- [Text segment]
[Start of section]
Major changes are on the horizon with the implementation of the European Medical Device Regulations (MDR). Both conference stages will bring medical device regulation to the forefront of discussion. Alan Johnson, Technical Director at product design group Tactiq is set to talk about the design challenges of wearable devices on the HealthTech Stage. “An immediate impact will be on devices for which the classification changes. This will particularly impact IVDs (in-vitro diagnostics) and software-only medical devices. Work will be needed to bring existing devices into compliance and some devices may be withdrawn”, said Johnson. “Another issue at the moment is that the notified bodies are overloaded, and this is a problem particularly for new businesses.”
Not all of the regulatory discussion will centre around EU MDR, however. Liz Ashall-Payne is the founder and CEO of ORCHA – an organisation which reviews apps in the healthcare space. On the Med-Tech Innovation Conference stage, she will discuss the mHealth landscape; one in which regulation continues to evolve. “Those of us who are concerned with proactively managing our health are increasingly turning to mobile (or ‘mHealth’), and the use of unregulated apps”, explained Ashall-Payne.
[End of section]
- [Exercises to complete]
(a) List every person and every organization named in the text on medical device regulation.
(b) Carry on the text on medical device regulation from its final sentence, in the same style.
The records that follow come from a different source than the text on medical device regulation.

(Records from a data collection)
[Start of section]
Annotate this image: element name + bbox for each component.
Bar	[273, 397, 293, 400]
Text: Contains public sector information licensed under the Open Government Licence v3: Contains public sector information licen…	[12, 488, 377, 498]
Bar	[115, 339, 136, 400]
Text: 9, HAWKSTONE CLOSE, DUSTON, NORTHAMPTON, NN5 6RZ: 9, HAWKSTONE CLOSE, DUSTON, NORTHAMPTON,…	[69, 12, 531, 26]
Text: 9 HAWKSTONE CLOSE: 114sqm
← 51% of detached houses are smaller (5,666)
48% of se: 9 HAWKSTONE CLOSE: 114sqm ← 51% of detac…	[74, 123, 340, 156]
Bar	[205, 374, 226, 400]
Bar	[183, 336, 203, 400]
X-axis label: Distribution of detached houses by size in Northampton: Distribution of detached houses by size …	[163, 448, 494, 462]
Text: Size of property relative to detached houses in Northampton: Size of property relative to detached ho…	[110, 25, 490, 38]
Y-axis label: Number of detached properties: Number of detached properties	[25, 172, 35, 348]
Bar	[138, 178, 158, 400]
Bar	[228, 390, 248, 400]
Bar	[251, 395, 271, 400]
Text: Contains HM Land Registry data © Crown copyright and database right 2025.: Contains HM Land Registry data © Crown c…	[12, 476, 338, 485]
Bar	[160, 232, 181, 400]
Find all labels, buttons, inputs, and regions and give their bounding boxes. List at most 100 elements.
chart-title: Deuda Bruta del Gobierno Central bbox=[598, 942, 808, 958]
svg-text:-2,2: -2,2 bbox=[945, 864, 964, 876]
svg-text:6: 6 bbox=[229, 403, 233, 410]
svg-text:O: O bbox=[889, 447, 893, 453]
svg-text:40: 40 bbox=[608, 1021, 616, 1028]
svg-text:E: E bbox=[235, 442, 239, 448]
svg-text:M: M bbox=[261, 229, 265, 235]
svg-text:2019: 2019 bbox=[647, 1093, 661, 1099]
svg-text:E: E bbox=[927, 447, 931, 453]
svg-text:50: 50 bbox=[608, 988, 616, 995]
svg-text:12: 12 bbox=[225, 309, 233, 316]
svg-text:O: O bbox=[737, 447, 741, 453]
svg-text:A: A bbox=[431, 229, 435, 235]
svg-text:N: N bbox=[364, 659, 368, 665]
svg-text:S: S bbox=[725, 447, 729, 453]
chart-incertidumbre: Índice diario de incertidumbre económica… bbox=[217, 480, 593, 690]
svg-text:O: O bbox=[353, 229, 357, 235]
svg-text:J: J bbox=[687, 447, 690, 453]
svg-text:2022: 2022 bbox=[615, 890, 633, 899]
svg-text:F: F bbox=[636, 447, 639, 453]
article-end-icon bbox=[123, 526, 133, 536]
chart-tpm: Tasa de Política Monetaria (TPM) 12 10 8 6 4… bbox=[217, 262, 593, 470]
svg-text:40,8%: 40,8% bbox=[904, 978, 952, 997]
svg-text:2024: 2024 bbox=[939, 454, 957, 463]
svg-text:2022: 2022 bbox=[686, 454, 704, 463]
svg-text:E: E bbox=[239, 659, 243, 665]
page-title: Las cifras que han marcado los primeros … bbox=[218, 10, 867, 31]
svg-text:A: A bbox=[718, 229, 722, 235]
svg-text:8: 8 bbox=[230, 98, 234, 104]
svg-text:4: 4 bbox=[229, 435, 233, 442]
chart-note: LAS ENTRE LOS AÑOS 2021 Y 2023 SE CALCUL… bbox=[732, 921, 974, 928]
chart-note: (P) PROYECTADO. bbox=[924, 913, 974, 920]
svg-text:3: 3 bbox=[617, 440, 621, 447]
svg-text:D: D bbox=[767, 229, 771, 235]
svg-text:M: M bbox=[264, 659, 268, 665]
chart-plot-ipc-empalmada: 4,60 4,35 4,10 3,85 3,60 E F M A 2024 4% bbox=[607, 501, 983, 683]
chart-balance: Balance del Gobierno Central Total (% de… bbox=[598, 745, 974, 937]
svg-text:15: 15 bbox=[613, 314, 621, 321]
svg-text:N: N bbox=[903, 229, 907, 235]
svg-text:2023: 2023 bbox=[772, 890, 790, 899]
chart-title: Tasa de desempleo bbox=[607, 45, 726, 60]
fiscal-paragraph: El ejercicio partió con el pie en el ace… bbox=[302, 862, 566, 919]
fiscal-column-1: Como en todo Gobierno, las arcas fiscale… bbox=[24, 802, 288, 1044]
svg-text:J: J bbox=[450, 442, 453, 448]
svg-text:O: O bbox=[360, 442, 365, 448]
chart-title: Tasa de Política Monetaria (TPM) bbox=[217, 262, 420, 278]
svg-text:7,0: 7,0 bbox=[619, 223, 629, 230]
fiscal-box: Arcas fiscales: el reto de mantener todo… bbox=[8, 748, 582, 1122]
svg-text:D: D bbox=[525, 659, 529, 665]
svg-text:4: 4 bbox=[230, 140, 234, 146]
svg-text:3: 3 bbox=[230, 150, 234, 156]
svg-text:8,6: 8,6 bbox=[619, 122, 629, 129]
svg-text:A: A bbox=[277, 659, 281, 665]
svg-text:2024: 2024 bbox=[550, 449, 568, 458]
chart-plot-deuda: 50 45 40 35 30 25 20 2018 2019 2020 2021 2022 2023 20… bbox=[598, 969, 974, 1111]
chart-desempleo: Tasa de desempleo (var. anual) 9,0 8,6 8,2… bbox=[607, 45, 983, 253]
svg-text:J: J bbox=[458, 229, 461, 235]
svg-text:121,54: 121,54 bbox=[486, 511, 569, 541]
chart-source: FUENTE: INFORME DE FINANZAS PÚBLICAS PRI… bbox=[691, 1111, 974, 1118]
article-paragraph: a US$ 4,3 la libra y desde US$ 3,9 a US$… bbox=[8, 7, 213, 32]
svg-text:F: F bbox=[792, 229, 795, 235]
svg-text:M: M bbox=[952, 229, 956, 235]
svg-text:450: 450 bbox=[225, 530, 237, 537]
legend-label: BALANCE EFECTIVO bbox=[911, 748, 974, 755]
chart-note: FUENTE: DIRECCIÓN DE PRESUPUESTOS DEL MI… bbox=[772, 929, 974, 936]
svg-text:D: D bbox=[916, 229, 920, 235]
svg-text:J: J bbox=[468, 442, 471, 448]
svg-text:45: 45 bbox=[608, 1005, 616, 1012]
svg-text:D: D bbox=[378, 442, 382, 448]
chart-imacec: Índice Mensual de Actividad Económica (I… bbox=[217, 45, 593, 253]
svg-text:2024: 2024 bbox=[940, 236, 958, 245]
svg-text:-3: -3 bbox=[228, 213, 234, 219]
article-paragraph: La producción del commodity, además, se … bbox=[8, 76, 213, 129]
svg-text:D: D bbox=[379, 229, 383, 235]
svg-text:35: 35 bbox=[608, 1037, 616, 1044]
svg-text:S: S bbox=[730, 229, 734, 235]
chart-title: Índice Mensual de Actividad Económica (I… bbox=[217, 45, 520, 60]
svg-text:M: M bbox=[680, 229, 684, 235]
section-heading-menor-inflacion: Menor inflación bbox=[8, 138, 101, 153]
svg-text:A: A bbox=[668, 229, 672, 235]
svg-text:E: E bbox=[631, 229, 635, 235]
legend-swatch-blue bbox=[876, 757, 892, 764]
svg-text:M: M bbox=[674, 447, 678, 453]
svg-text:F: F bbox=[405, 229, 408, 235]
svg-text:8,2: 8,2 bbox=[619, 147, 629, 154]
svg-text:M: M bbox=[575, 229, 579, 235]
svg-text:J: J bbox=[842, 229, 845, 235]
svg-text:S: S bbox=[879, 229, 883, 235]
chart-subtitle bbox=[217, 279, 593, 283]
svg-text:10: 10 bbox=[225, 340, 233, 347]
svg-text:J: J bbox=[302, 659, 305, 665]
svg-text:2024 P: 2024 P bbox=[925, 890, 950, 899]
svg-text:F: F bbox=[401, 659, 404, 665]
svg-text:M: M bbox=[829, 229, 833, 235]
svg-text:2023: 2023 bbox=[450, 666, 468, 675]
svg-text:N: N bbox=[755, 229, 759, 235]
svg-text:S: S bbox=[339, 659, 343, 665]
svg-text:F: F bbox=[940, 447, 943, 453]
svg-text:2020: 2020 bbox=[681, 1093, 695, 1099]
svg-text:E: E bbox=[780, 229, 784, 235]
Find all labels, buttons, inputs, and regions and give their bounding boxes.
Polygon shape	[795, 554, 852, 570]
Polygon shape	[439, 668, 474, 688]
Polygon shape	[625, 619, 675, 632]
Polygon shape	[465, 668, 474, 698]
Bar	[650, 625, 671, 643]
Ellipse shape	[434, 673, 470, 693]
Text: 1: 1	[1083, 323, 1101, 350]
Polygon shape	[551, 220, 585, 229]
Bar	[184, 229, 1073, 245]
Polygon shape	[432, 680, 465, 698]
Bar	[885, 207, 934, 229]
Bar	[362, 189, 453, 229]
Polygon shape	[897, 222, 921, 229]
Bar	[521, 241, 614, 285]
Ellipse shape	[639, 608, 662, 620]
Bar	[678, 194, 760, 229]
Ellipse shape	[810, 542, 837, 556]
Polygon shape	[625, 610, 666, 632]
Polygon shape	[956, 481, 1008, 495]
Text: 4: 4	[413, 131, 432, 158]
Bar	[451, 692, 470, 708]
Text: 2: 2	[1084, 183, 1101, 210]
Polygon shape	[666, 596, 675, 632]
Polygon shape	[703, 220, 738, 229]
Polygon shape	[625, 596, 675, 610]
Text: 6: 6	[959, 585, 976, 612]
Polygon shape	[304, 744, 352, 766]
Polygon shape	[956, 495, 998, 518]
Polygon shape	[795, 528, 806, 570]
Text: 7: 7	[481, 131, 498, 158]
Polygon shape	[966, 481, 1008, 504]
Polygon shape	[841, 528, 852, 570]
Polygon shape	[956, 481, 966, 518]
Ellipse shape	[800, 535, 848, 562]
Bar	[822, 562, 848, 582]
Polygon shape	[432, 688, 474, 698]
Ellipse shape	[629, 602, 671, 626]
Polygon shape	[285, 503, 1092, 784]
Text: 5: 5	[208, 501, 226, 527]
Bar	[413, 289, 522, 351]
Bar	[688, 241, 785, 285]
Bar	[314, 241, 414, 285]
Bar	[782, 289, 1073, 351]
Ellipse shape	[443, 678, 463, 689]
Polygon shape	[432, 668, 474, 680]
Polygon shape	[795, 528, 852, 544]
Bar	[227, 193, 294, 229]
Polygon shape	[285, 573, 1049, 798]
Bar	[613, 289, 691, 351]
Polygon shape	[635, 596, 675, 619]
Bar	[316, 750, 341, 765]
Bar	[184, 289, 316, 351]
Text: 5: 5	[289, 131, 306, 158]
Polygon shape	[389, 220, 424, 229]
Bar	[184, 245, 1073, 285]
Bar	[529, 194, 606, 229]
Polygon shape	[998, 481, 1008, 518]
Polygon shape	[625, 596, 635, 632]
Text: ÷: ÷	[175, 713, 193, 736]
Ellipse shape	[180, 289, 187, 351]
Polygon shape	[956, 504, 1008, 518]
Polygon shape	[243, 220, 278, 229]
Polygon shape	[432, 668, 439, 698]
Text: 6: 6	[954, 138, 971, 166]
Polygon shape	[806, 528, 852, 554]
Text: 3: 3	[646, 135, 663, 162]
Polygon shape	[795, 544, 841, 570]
[End of section]
- [Answers provided]
(a) Alan Johnson, Tactiq, Liz Ashall-Payne, ORCHA

(b)
“The widespread availability of mobile health solutions presents an accessible, affordable and inviting opportunity. Yet there was little regulation within this growing industry. My idea was to provide a review system, which would guarantee quality to the end user, and to provide health and care systems with a vehicle which would enable them to get the best apps to their patients and citizens.”
Manufactoring and Industry 4.0
Medical device manufacturers have a wealth of opportunity in the years to come. Industry 4.0 holds masses of potential, particular where compliance and quality control are concerned. But the manufacturing supply chain is changing shape in other ways, too.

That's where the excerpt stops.